Below are some records. Copy every line in them that holds "structured".

++++ RECORDS TO USE ++++

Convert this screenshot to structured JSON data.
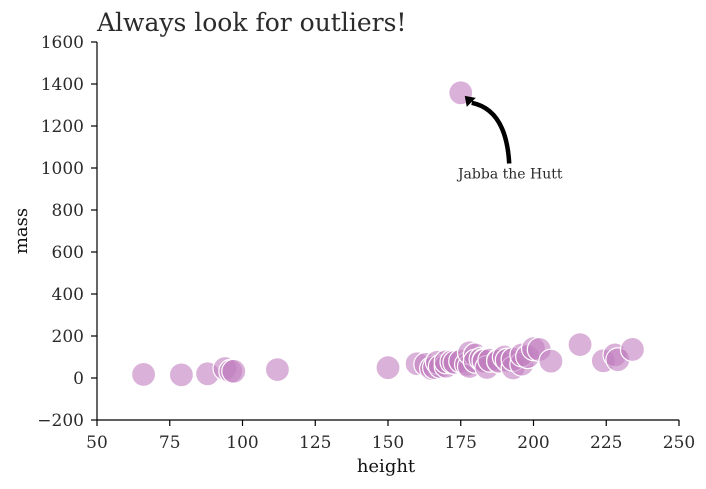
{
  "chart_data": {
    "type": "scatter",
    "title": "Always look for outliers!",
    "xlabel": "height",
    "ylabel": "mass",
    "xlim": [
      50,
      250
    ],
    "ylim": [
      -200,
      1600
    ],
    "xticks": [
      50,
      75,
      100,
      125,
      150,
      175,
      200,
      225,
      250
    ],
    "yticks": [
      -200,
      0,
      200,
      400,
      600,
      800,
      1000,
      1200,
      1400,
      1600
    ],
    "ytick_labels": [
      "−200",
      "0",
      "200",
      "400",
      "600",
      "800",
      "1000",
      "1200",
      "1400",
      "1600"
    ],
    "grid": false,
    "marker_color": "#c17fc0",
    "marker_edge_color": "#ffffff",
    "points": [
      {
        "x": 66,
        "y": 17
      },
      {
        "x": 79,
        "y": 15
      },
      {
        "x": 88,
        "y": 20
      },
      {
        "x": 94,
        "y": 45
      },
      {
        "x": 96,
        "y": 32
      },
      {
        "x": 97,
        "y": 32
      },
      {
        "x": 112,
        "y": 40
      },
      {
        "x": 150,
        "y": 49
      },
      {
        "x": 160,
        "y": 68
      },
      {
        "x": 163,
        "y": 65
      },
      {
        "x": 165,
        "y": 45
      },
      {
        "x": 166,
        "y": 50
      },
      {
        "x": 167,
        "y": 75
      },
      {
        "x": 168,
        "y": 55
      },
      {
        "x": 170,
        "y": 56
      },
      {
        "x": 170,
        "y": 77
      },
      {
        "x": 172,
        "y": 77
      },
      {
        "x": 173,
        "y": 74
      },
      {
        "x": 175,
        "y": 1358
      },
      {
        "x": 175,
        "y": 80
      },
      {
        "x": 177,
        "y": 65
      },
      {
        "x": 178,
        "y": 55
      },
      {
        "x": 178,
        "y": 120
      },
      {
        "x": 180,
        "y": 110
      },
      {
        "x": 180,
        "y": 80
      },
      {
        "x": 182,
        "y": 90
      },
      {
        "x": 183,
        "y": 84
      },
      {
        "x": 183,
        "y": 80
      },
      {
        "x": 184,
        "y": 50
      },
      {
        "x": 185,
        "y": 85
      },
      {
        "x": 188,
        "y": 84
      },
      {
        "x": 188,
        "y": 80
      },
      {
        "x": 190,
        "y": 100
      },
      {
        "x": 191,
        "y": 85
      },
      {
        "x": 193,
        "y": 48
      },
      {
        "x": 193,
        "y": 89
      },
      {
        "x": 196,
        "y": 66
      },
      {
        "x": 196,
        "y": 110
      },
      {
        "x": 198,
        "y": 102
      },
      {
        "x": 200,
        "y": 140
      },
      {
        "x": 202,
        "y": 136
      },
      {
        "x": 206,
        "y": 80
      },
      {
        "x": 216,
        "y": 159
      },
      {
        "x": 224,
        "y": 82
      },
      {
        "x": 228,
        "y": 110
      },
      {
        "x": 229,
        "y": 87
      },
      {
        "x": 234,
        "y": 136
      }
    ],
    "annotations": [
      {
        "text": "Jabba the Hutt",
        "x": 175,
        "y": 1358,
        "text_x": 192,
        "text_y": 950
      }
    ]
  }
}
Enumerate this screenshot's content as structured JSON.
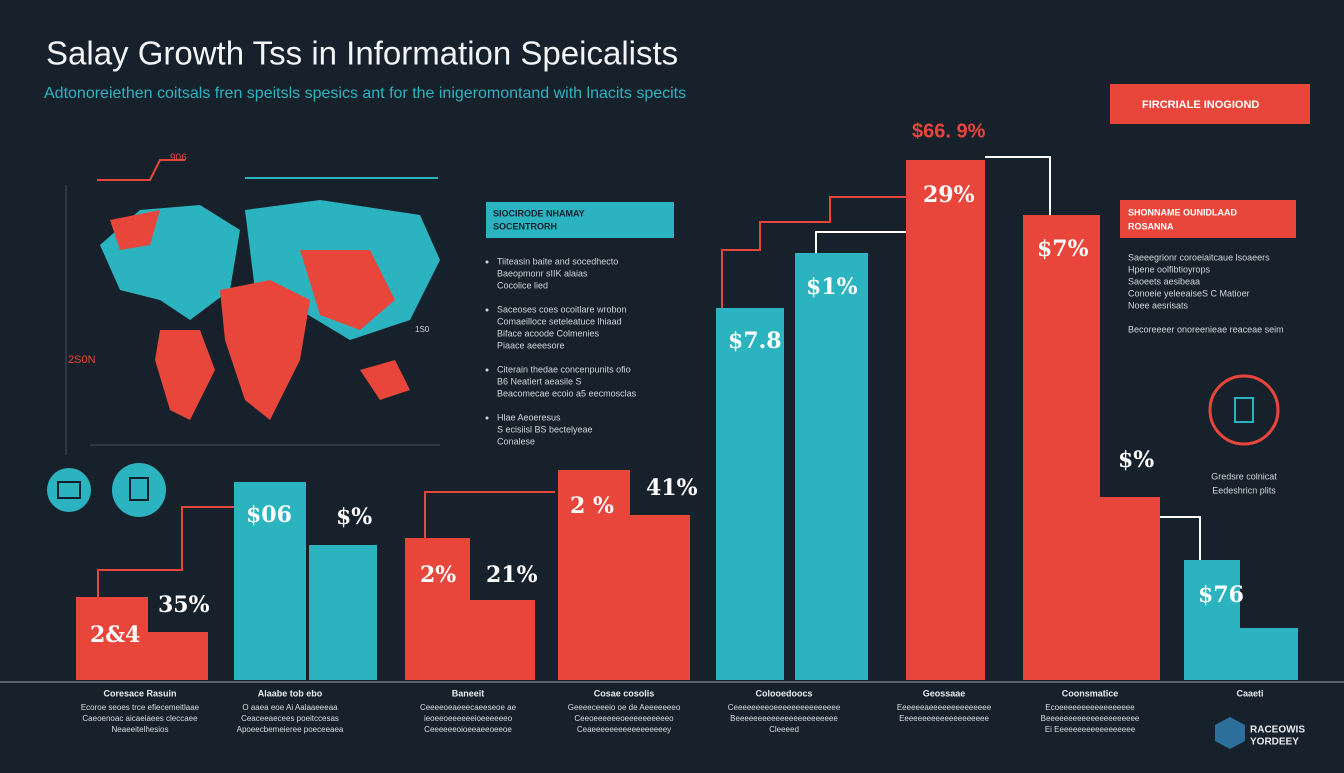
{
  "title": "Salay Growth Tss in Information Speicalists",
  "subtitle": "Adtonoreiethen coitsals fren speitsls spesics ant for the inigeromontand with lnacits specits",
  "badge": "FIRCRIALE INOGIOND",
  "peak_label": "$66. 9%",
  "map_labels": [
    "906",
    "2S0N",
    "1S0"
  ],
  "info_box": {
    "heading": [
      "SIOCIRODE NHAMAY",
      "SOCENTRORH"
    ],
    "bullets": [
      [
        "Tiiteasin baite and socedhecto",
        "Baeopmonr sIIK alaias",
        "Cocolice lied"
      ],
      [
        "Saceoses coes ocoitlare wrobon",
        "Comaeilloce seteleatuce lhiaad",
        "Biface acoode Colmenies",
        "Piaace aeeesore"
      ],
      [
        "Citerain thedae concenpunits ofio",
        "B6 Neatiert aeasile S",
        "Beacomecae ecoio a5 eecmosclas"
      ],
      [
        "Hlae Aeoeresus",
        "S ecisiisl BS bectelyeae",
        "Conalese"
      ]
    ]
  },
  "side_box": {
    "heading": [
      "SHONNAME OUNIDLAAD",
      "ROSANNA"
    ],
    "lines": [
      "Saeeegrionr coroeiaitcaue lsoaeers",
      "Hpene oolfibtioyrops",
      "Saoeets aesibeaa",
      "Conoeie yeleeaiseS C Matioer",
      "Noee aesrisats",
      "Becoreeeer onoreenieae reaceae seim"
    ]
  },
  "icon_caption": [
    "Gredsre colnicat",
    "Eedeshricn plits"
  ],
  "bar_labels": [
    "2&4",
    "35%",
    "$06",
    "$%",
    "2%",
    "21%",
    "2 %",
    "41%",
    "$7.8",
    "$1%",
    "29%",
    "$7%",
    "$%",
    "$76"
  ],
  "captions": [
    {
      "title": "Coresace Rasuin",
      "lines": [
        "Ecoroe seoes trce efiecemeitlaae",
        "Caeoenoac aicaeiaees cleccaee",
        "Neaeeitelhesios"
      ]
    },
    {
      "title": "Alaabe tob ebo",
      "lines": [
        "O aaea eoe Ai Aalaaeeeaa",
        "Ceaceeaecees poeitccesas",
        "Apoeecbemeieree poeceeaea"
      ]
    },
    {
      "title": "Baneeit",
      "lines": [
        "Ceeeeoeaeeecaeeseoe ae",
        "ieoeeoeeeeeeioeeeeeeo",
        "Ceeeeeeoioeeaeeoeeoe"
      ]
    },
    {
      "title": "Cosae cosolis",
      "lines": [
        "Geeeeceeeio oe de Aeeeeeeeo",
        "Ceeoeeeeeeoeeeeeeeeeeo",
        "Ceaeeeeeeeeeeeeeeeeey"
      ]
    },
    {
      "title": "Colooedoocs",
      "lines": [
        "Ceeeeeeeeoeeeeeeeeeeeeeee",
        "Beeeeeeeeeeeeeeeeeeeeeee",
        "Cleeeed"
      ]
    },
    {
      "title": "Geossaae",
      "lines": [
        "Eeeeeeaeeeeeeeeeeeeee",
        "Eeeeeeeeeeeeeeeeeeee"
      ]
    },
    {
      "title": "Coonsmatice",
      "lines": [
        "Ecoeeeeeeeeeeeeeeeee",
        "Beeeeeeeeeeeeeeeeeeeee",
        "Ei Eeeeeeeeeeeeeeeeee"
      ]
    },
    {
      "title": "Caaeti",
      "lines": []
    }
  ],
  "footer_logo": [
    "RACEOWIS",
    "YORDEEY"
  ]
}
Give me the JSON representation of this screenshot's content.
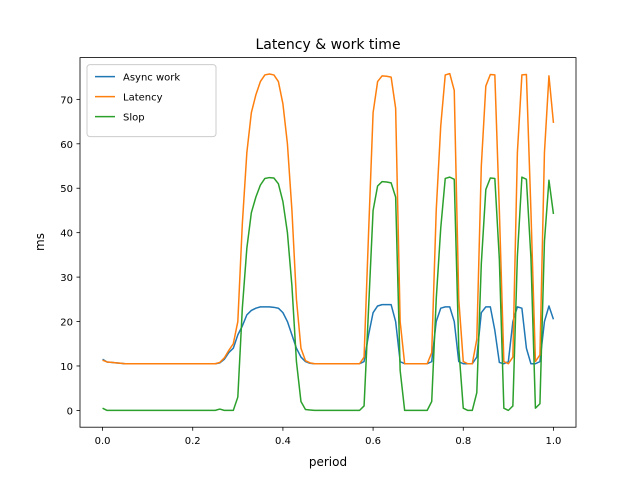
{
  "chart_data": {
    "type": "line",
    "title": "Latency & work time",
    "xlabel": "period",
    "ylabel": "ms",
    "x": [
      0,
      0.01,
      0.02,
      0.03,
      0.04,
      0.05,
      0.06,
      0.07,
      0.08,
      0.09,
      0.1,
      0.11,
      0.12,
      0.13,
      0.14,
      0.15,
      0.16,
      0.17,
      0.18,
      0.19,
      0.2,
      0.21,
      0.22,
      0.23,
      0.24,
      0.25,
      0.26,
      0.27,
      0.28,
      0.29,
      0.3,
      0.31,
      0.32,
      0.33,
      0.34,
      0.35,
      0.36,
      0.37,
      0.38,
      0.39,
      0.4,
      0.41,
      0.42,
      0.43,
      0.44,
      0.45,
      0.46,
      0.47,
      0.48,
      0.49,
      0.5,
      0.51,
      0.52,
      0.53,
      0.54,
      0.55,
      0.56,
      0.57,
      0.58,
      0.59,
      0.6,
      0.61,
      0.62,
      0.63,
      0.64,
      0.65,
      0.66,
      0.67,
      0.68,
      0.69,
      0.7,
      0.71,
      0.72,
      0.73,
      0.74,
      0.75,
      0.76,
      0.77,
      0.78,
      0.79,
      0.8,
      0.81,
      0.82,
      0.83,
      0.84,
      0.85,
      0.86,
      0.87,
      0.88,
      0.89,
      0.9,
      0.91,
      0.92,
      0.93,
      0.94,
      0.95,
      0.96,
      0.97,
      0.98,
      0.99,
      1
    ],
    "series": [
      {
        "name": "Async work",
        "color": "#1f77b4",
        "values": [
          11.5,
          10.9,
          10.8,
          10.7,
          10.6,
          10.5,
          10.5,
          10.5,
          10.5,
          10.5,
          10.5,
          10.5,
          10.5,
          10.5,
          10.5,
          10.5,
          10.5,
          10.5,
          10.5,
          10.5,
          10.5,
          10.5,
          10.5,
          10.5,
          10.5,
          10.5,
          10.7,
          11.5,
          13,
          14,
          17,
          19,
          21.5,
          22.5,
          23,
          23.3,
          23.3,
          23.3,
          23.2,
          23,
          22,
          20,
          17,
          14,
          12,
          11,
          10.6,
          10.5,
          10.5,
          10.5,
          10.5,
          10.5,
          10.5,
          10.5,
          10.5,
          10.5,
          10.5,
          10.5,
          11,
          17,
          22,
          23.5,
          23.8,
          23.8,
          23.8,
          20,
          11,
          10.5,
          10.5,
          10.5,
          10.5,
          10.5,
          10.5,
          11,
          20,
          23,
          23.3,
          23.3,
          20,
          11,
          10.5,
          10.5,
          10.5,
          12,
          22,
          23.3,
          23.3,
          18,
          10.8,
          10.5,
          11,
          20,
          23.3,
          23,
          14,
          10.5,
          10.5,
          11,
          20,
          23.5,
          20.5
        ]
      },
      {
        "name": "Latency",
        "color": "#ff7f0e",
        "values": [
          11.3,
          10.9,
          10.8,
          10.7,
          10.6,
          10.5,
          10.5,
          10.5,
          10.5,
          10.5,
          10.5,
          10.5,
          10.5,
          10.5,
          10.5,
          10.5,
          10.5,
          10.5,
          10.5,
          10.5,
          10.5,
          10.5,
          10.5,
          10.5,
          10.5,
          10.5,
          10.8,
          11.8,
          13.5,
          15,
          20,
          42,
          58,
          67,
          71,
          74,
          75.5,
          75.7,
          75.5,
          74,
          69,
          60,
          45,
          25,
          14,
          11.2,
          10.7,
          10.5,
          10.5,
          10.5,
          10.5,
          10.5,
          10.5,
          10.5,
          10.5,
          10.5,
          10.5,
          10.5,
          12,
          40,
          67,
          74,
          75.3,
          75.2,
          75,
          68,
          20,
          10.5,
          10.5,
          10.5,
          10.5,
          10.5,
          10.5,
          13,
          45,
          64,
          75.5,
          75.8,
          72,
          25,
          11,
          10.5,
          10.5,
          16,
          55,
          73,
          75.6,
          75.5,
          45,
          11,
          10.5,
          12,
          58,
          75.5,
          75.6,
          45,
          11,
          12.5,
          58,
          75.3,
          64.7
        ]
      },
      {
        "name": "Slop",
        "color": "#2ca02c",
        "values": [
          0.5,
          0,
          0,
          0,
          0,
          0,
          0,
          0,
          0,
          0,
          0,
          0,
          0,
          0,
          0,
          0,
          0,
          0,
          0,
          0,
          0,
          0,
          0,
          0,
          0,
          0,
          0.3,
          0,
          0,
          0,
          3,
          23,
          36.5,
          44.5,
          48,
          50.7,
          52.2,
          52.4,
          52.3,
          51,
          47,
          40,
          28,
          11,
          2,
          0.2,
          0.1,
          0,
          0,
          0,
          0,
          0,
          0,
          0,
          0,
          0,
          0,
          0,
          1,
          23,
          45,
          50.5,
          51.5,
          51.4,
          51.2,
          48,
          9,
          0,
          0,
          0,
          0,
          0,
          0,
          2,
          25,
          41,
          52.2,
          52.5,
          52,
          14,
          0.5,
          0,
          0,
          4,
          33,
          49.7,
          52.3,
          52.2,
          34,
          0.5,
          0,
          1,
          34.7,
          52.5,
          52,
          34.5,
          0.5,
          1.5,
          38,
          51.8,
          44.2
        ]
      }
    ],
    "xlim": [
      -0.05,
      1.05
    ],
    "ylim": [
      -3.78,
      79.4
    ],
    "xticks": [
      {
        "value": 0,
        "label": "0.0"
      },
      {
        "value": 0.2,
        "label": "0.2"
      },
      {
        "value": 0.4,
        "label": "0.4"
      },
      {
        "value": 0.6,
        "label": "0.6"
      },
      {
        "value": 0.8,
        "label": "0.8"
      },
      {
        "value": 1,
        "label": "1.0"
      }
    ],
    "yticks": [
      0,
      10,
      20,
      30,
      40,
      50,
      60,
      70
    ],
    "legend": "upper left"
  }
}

++++

TASK ANSWER:
Convert this screenshot to structured JSON data.
Enumerate this screenshot's content as structured JSON.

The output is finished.